** begin Supplied material **

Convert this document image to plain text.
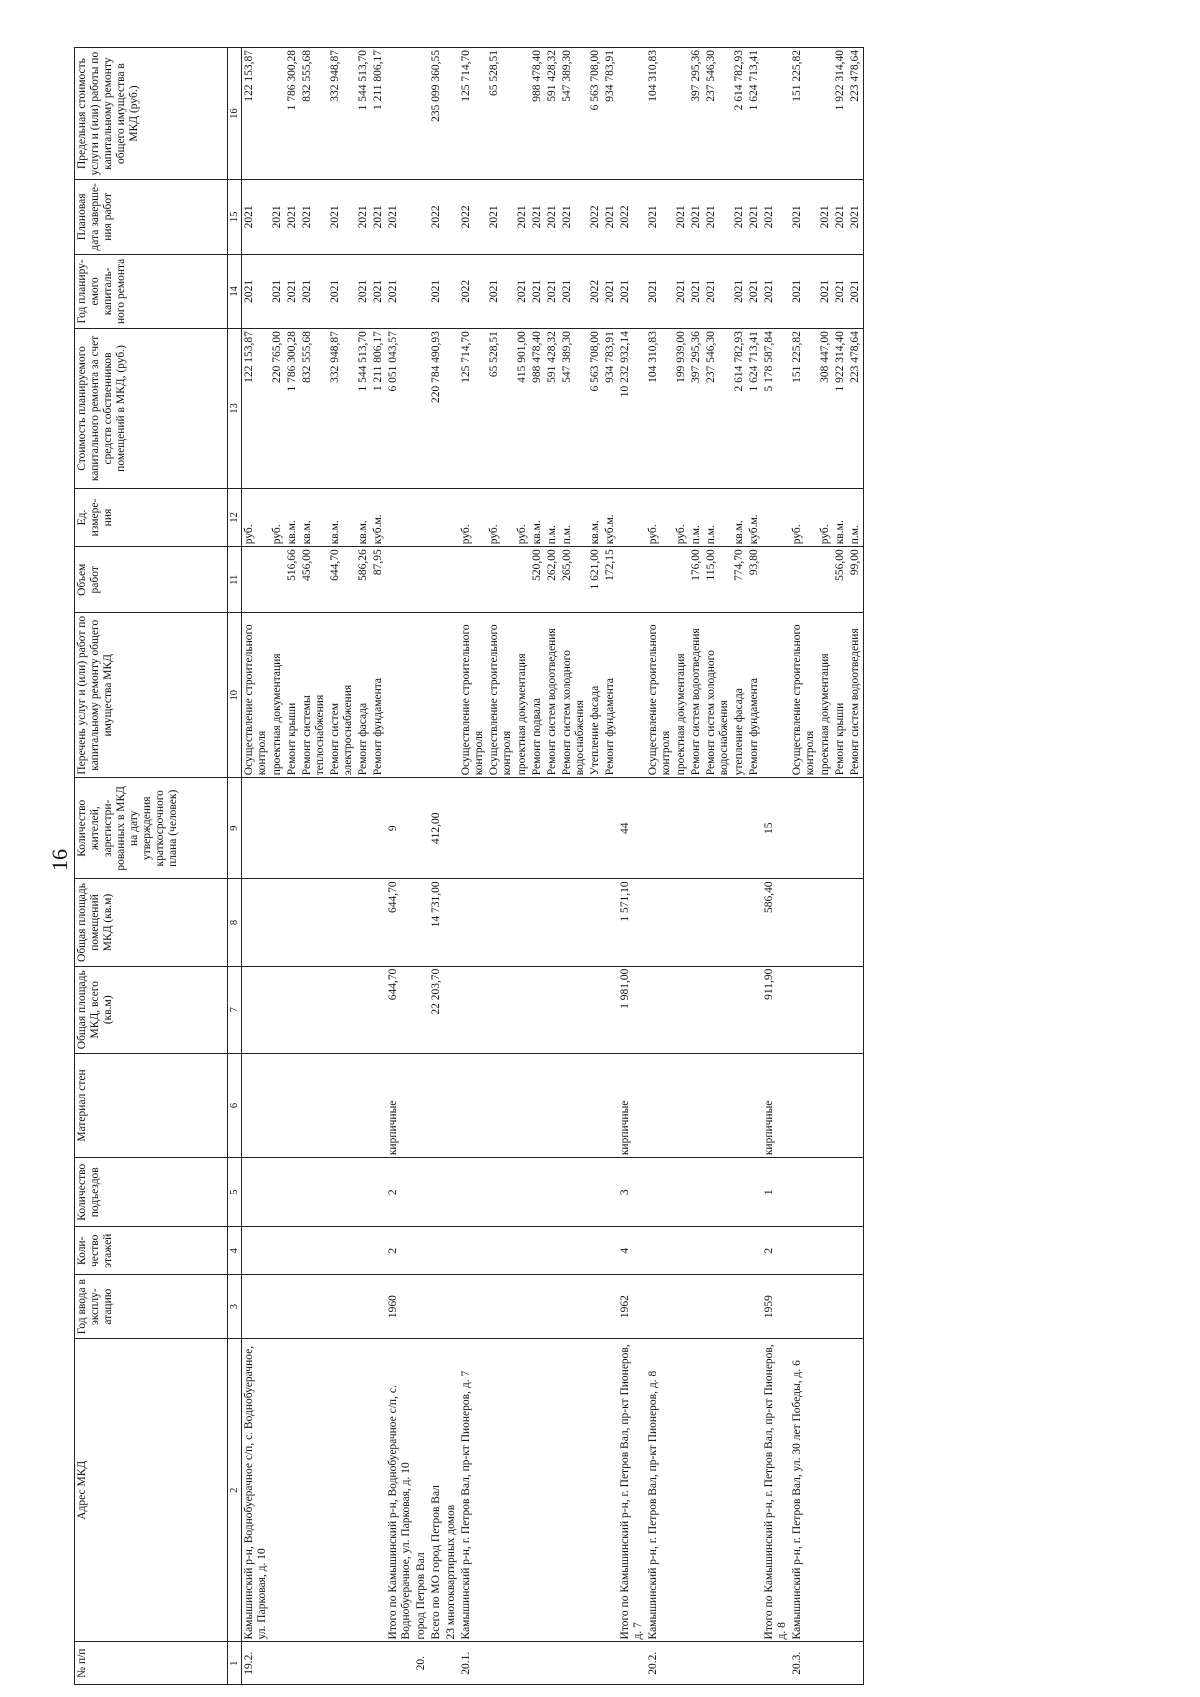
16
№ п/п	Адрес МКД	Год ввода в эксплу-атацию	Коли-чество этажей	Количество подъездов	Материал стен	Общая площадь МКД, всего (кв.м)	Общая площадь помещений МКД (кв.м)	Количество жителей, зарегистри-рованных в МКД на дату утверждения краткосрочного плана (человек)	Перечень услуг и (или) работ по капитальному ремонту общего имущества МКД	Объем работ	Ед. измере-ния	Стоимость планируемого капитального ремонта за счет средств собственников помещений в МКД, (руб.)	Год планиру-емого капиталь-ного ремонта	Плановая дата заверше-ния работ	Предельная стоимость услуги и (или) работы по капитальному ремонту общего имущества в МКД (руб.)
1	2	3	4	5	6	7	8	9	10	11	12	13	14	15	16
19.2.	Камышинский р-н, Воднобуерачное с/п, с. Воднобуерачное, ул. Парковая, д. 10								Осуществление строительного контроля		руб.	122 153,87	2021	2021	122 153,87
									проектная документация		руб.	220 765,00	2021	2021	
									Ремонт крыши	516,66	кв.м.	1 786 300,28	2021	2021	1 786 300,28
									Ремонт системы теплоснабжения	456,00	кв.м.	832 555,68	2021	2021	832 555,68
									Ремонт систем электроснабжения	644,70	кв.м.	332 948,87	2021	2021	332 948,87
									Ремонт фасада	586,26	кв.м.	1 544 513,70	2021	2021	1 544 513,70
									Ремонт фундамента	87,95	куб.м.	1 211 806,17	2021	2021	1 211 806,17
	Итого по Камышинский р-н, Воднобуерачное с/п, с. Воднобуерачное, ул. Парковая, д. 10	1960	2	2	кирпичные	644,70	644,70	9				6 051 043,57	2021	2021	
20.	город Петров Вал														
	Всего по МО город Петров Вал					22 203,70	14 731,00	412,00				220 784 490,93	2021	2022	235 099 360,55
	23 многоквартирных домов														
20.1.	Камышинский р-н, г. Петров Вал, пр-кт Пионеров, д. 7								Осуществление строительного контроля		руб.	125 714,70	2022	2022	125 714,70
									Осуществление строительного контроля		руб.	65 528,51	2021	2021	65 528,51
									проектная документация		руб.	415 901,00	2021	2021	
									Ремонт подвала	520,00	кв.м.	988 478,40	2021	2021	988 478,40
									Ремонт систем водоотведения	262,00	п.м.	591 428,32	2021	2021	591 428,32
									Ремонт систем холодного водоснабжения	265,00	п.м.	547 389,30	2021	2021	547 389,30
									Утепление фасада	1 621,00	кв.м.	6 563 708,00	2022	2022	6 563 708,00
									Ремонт фундамента	172,15	куб.м.	934 783,91	2021	2021	934 783,91
	Итого по Камышинский р-н, г. Петров Вал, пр-кт Пионеров, д. 7	1962	4	3	кирпичные	1 981,00	1 571,10	44				10 232 932,14	2021	2022	
20.2.	Камышинский р-н, г. Петров Вал, пр-кт Пионеров, д. 8								Осуществление строительного контроля		руб.	104 310,83	2021	2021	104 310,83
									проектная документация		руб.	199 939,00	2021	2021	
									Ремонт систем водоотведения	176,00	п.м.	397 295,36	2021	2021	397 295,36
									Ремонт систем холодного водоснабжения	115,00	п.м.	237 546,30	2021	2021	237 546,30
									утепление фасада	774,70	кв.м.	2 614 782,93	2021	2021	2 614 782,93
									Ремонт фундамента	93,80	куб.м.	1 624 713,41	2021	2021	1 624 713,41
	Итого по Камышинский р-н, г. Петров Вал, пр-кт Пионеров, д. 8	1959	2	1	кирпичные	911,90	586,40	15				5 178 587,84	2021	2021	
20.3.	Камышинский р-н, г. Петров Вал, ул. 30 лет Победы, д. 6								Осуществление строительного контроля		руб.	151 225,82	2021	2021	151 225,82
									проектная документация		руб.	308 447,00	2021	2021	
									Ремонт крыши	556,00	кв.м.	1 922 314,40	2021	2021	1 922 314,40
									Ремонт систем водоотведения	99,00	п.м.	223 478,64	2021	2021	223 478,64
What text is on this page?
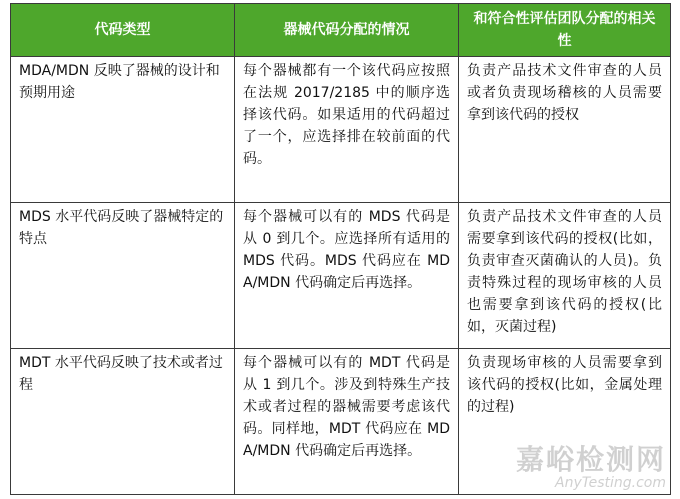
代码类型	器械代码分配的情况	和符合性评估团队分配的相关性
MDA/MDN 反映了器械的设计和预期用途	每个器械都有一个该代码应按照在法规 2017/2185 中的顺序选择该代码。如果适用的代码超过了一个，应选择排在较前面的代码。	负责产品技术文件审查的人员或者负责现场稽核的人员需要拿到该代码的授权
MDS 水平代码反映了器械特定的特点	每个器械可以有的 MDS 代码是从 0 到几个。应选择所有适用的 MDS 代码。MDS 代码应在 MDA/MDN 代码确定后再选择。	负责产品技术文件审查的人员需要拿到该代码的授权(比如，负责审查灭菌确认的人员)。负责特殊过程的现场审核的人员也需要拿到该代码的授权(比如，灭菌过程)
MDT 水平代码反映了技术或者过程	每个器械可以有的 MDT 代码是从 1 到几个。涉及到特殊生产技术或者过程的器械需要考虑该代码。同样地，MDT 代码应在 MDA/MDN 代码确定后再选择。	负责现场审核的人员需要拿到该代码的授权(比如，金属处理的过程)
嘉峪检测网
AnyTesting.com
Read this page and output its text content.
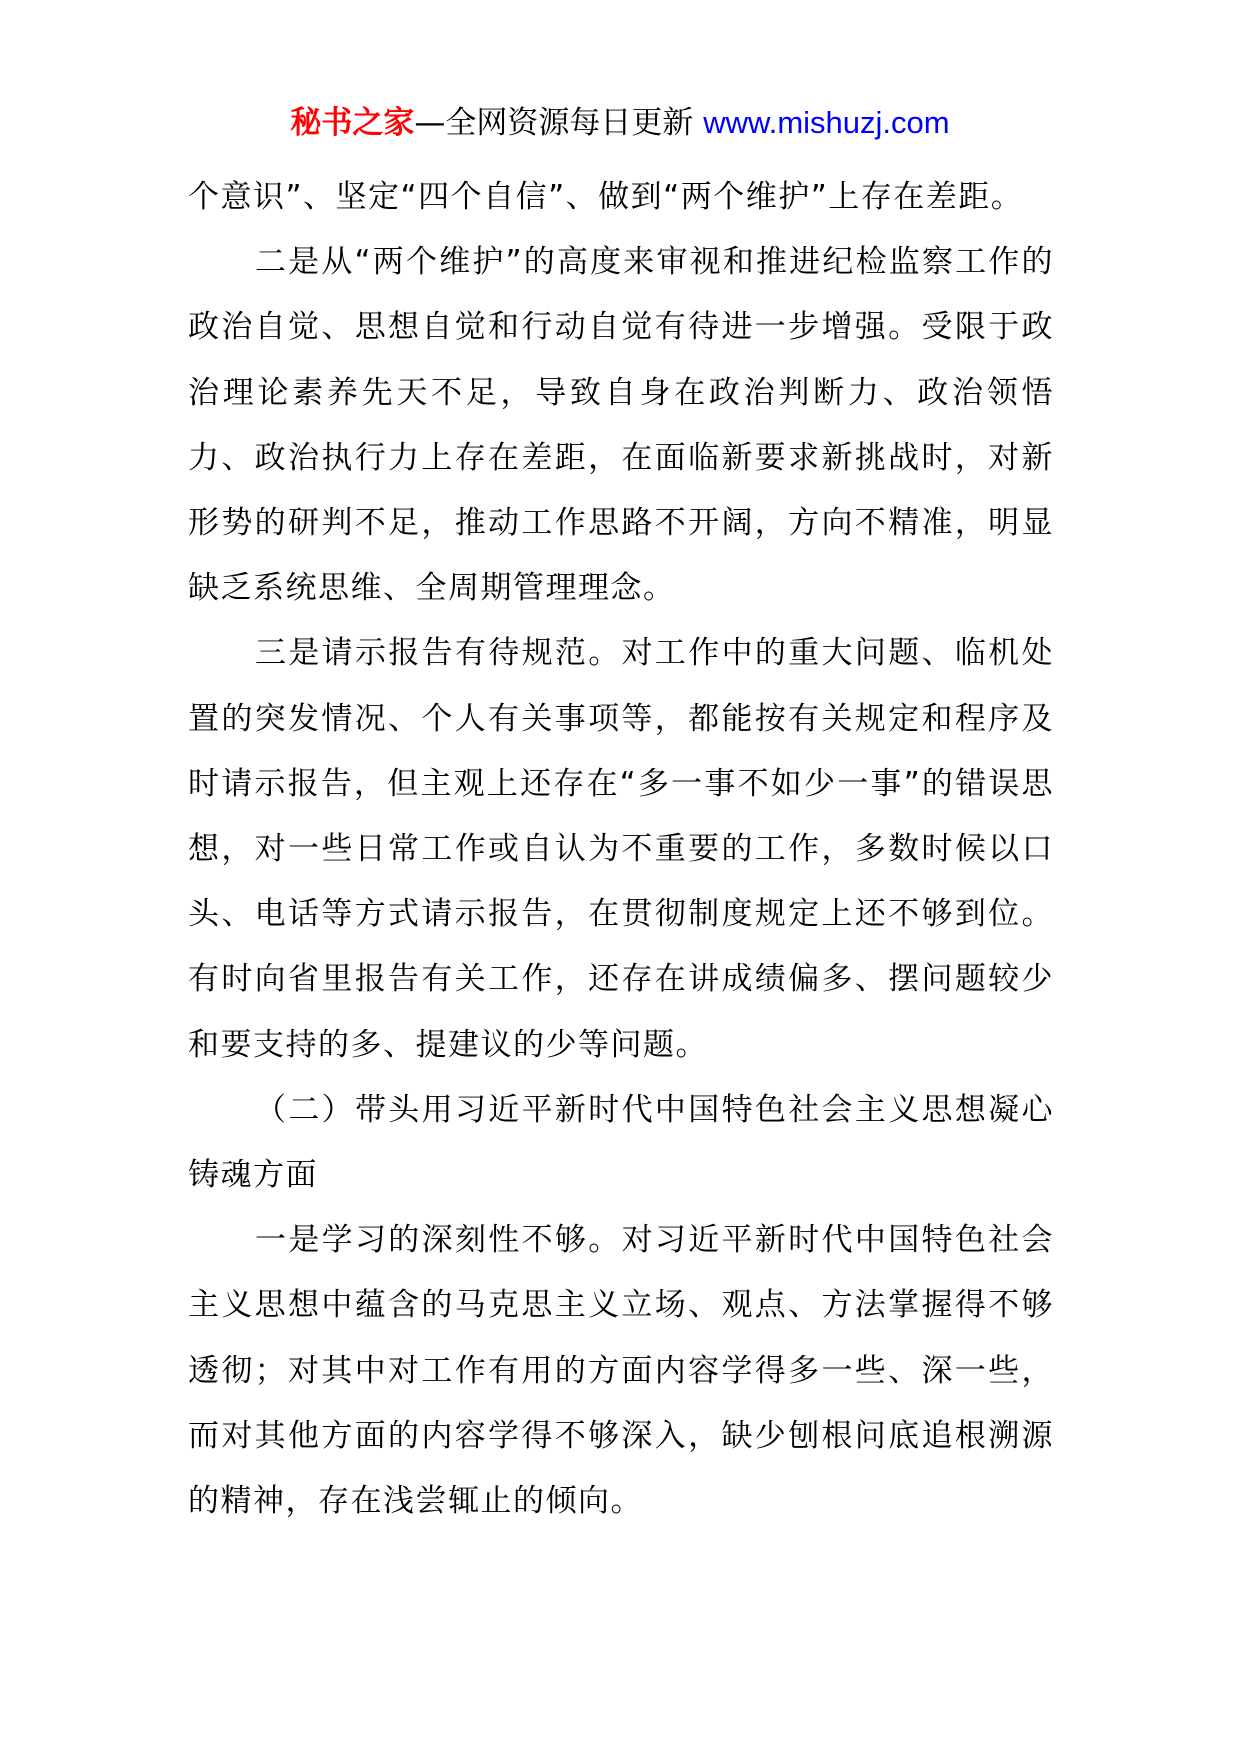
秘书之家—全网资源每日更新 www.mishuzj.com

个意识”、坚定“四个自信”、做到“两个维护”上存在差距。

二是从“两个维护”的高度来审视和推进纪检监察工作的政治自觉、思想自觉和行动自觉有待进一步增强。受限于政治理论素养先天不足，导致自身在政治判断力、政治领悟力、政治执行力上存在差距，在面临新要求新挑战时，对新形势的研判不足，推动工作思路不开阔，方向不精准，明显缺乏系统思维、全周期管理理念。

三是请示报告有待规范。对工作中的重大问题、临机处置的突发情况、个人有关事项等，都能按有关规定和程序及时请示报告，但主观上还存在“多一事不如少一事”的错误思想，对一些日常工作或自认为不重要的工作，多数时候以口头、电话等方式请示报告，在贯彻制度规定上还不够到位。有时向省里报告有关工作，还存在讲成绩偏多、摆问题较少和要支持的多、提建议的少等问题。

（二）带头用习近平新时代中国特色社会主义思想凝心铸魂方面

一是学习的深刻性不够。对习近平新时代中国特色社会主义思想中蕴含的马克思主义立场、观点、方法掌握得不够透彻；对其中对工作有用的方面内容学得多一些、深一些，而对其他方面的内容学得不够深入，缺少刨根问底追根溯源的精神，存在浅尝辄止的倾向。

** end Supplied material **

Do this. Exactly reproduce each record, leaving out any pictures.

Solution for this exercise.
Convert this document image to plain text.
16
№ п/п	Адрес МКД	Год ввода в эксплу-атацию	Коли-чество этажей	Количество подъездов	Материал стен	Общая площадь МКД, всего (кв.м)	Общая площадь помещений МКД (кв.м)	Количество жителей, зарегистри-рованных в МКД на дату утверждения краткосрочного плана (человек)	Перечень услуг и (или) работ по капитальному ремонту общего имущества МКД	Объем работ	Ед. измере-ния	Стоимость планируемого капитального ремонта за счет средств собственников помещений в МКД, (руб.)	Год планиру-емого капиталь-ного ремонта	Плановая дата заверше-ния работ	Предельная стоимость услуги и (или) работы по капитальному ремонту общего имущества в МКД (руб.)
1	2	3	4	5	6	7	8	9	10	11	12	13	14	15	16
19.2.	Камышинский р-н, Воднобуерачное с/п, с. Воднобуерачное, ул. Парковая, д. 10								Осуществление строительного контроля		руб.	122 153,87	2021	2021	122 153,87
									проектная документация		руб.	220 765,00	2021	2021	
									Ремонт крыши	516,66	кв.м.	1 786 300,28	2021	2021	1 786 300,28
									Ремонт системы теплоснабжения	456,00	кв.м.	832 555,68	2021	2021	832 555,68
									Ремонт систем электроснабжения	644,70	кв.м.	332 948,87	2021	2021	332 948,87
									Ремонт фасада	586,26	кв.м.	1 544 513,70	2021	2021	1 544 513,70
									Ремонт фундамента	87,95	куб.м.	1 211 806,17	2021	2021	1 211 806,17
	Итого по Камышинский р-н, Воднобуерачное с/п, с. Воднобуерачное, ул. Парковая, д. 10	1960	2	2	кирпичные	644,70	644,70	9				6 051 043,57	2021	2021	
20.	город Петров Вал														
	Всего по МО город Петров Вал					22 203,70	14 731,00	412,00				220 784 490,93	2021	2022	235 099 360,55
	23 многоквартирных домов														
20.1.	Камышинский р-н, г. Петров Вал, пр-кт Пионеров, д. 7								Осуществление строительного контроля		руб.	125 714,70	2022	2022	125 714,70
									Осуществление строительного контроля		руб.	65 528,51	2021	2021	65 528,51
									проектная документация		руб.	415 901,00	2021	2021	
									Ремонт подвала	520,00	кв.м.	988 478,40	2021	2021	988 478,40
									Ремонт систем водоотведения	262,00	п.м.	591 428,32	2021	2021	591 428,32
									Ремонт систем холодного водоснабжения	265,00	п.м.	547 389,30	2021	2021	547 389,30
									Утепление фасада	1 621,00	кв.м.	6 563 708,00	2022	2022	6 563 708,00
									Ремонт фундамента	172,15	куб.м.	934 783,91	2021	2021	934 783,91
	Итого по Камышинский р-н, г. Петров Вал, пр-кт Пионеров, д. 7	1962	4	3	кирпичные	1 981,00	1 571,10	44				10 232 932,14	2021	2022	
20.2.	Камышинский р-н, г. Петров Вал, пр-кт Пионеров, д. 8								Осуществление строительного контроля		руб.	104 310,83	2021	2021	104 310,83
									проектная документация		руб.	199 939,00	2021	2021	
									Ремонт систем водоотведения	176,00	п.м.	397 295,36	2021	2021	397 295,36
									Ремонт систем холодного водоснабжения	115,00	п.м.	237 546,30	2021	2021	237 546,30
									утепление фасада	774,70	кв.м.	2 614 782,93	2021	2021	2 614 782,93
									Ремонт фундамента	93,80	куб.м.	1 624 713,41	2021	2021	1 624 713,41
	Итого по Камышинский р-н, г. Петров Вал, пр-кт Пионеров, д. 8	1959	2	1	кирпичные	911,90	586,40	15				5 178 587,84	2021	2021	
20.3.	Камышинский р-н, г. Петров Вал, ул. 30 лет Победы, д. 6								Осуществление строительного контроля		руб.	151 225,82	2021	2021	151 225,82
									проектная документация		руб.	308 447,00	2021	2021	
									Ремонт крыши	556,00	кв.м.	1 922 314,40	2021	2021	1 922 314,40
									Ремонт систем водоотведения	99,00	п.м.	223 478,64	2021	2021	223 478,64
What text is on this page?
代码类型	器械代码分配的情况	和符合性评估团队分配的相关性
MDA/MDN 反映了器械的设计和预期用途	每个器械都有一个该代码应按照在法规 2017/2185 中的顺序选择该代码。如果适用的代码超过了一个，应选择排在较前面的代码。	负责产品技术文件审查的人员或者负责现场稽核的人员需要拿到该代码的授权
MDS 水平代码反映了器械特定的特点	每个器械可以有的 MDS 代码是从 0 到几个。应选择所有适用的 MDS 代码。MDS 代码应在 MDA/MDN 代码确定后再选择。	负责产品技术文件审查的人员需要拿到该代码的授权(比如，负责审查灭菌确认的人员)。负责特殊过程的现场审核的人员也需要拿到该代码的授权(比如，灭菌过程)
MDT 水平代码反映了技术或者过程	每个器械可以有的 MDT 代码是从 1 到几个。涉及到特殊生产技术或者过程的器械需要考虑该代码。同样地，MDT 代码应在 MDA/MDN 代码确定后再选择。	负责现场审核的人员需要拿到该代码的授权(比如，金属处理的过程)
嘉峪检测网
AnyTesting.com
Read this page and output its text content.
秘书之家—全网资源每日更新 www.mishuzj.com

个意识”、坚定“四个自信”、做到“两个维护”上存在差距。

二是从“两个维护”的高度来审视和推进纪检监察工作的政治自觉、思想自觉和行动自觉有待进一步增强。受限于政治理论素养先天不足，导致自身在政治判断力、政治领悟力、政治执行力上存在差距，在面临新要求新挑战时，对新形势的研判不足，推动工作思路不开阔，方向不精准，明显缺乏系统思维、全周期管理理念。

三是请示报告有待规范。对工作中的重大问题、临机处置的突发情况、个人有关事项等，都能按有关规定和程序及时请示报告，但主观上还存在“多一事不如少一事”的错误思想，对一些日常工作或自认为不重要的工作，多数时候以口头、电话等方式请示报告，在贯彻制度规定上还不够到位。有时向省里报告有关工作，还存在讲成绩偏多、摆问题较少和要支持的多、提建议的少等问题。

（二）带头用习近平新时代中国特色社会主义思想凝心铸魂方面

一是学习的深刻性不够。对习近平新时代中国特色社会主义思想中蕴含的马克思主义立场、观点、方法掌握得不够透彻；对其中对工作有用的方面内容学得多一些、深一些，而对其他方面的内容学得不够深入，缺少刨根问底追根溯源的精神，存在浅尝辄止的倾向。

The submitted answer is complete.